------ Listing

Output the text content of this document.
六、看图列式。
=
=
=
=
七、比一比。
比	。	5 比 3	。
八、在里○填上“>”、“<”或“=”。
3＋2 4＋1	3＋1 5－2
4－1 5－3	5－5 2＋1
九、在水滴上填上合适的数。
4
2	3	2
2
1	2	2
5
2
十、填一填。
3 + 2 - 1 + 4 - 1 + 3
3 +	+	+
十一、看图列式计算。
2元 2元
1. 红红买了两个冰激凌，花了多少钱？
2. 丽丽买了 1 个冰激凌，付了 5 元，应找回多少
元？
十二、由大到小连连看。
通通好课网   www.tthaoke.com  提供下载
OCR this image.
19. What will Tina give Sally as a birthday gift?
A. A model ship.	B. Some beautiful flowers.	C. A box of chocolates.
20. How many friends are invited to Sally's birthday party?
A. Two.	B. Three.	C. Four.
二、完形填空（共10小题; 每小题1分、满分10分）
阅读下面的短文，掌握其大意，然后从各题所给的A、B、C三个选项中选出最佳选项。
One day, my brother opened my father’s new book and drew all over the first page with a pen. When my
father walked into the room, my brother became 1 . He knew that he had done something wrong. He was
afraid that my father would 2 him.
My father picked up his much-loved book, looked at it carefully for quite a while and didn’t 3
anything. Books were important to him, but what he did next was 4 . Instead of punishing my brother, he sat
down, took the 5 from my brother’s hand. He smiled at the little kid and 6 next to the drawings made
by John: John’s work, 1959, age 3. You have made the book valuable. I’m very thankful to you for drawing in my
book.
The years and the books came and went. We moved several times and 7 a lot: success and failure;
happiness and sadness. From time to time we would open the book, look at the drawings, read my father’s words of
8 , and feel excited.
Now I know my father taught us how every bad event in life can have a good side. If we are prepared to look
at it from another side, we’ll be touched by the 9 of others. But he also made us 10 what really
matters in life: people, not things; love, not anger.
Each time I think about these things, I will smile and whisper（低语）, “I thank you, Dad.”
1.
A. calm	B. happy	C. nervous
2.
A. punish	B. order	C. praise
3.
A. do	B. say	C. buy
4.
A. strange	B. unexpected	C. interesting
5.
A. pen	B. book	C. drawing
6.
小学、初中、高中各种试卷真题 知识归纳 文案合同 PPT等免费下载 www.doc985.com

------------

### Problem to work on
From the records above, extract every entry exactly as given.

### Task solution
Output the text content of this document.
六、看图列式。
=
=
=
=
七、比一比。
比	。	5 比 3	。
八、在里○填上“>”、“<”或“=”。
3＋2 4＋1	3＋1 5－2
4－1 5－3	5－5 2＋1
九、在水滴上填上合适的数。
4
2	3	2
2
1	2	2
5
2
十、填一填。
3 + 2 - 1 + 4 - 1 + 3
3 +	+	+
十一、看图列式计算。
2元 2元
1. 红红买了两个冰激凌，花了多少钱？
2. 丽丽买了 1 个冰激凌，付了 5 元，应找回多少
元？
十二、由大到小连连看。
通通好课网   www.tthaoke.com  提供下载
OCR this image.
19. What will Tina give Sally as a birthday gift?
A. A model ship.	B. Some beautiful flowers.	C. A box of chocolates.
20. How many friends are invited to Sally's birthday party?
A. Two.	B. Three.	C. Four.
二、完形填空（共10小题; 每小题1分、满分10分）
阅读下面的短文，掌握其大意，然后从各题所给的A、B、C三个选项中选出最佳选项。
One day, my brother opened my father’s new book and drew all over the first page with a pen. When my
father walked into the room, my brother became 1 . He knew that he had done something wrong. He was
afraid that my father would 2 him.
My father picked up his much-loved book, looked at it carefully for quite a while and didn’t 3
anything. Books were important to him, but what he did next was 4 . Instead of punishing my brother, he sat
down, took the 5 from my brother’s hand. He smiled at the little kid and 6 next to the drawings made
by John: John’s work, 1959, age 3. You have made the book valuable. I’m very thankful to you for drawing in my
book.
The years and the books came and went. We moved several times and 7 a lot: success and failure;
happiness and sadness. From time to time we would open the book, look at the drawings, read my father’s words of
8 , and feel excited.
Now I know my father taught us how every bad event in life can have a good side. If we are prepared to look
at it from another side, we’ll be touched by the 9 of others. But he also made us 10 what really
matters in life: people, not things; love, not anger.
Each time I think about these things, I will smile and whisper（低语）, “I thank you, Dad.”
1.
A. calm	B. happy	C. nervous
2.
A. punish	B. order	C. praise
3.
A. do	B. say	C. buy
4.
A. strange	B. unexpected	C. interesting
5.
A. pen	B. book	C. drawing
6.
小学、初中、高中各种试卷真题 知识归纳 文案合同 PPT等免费下载 www.doc985.com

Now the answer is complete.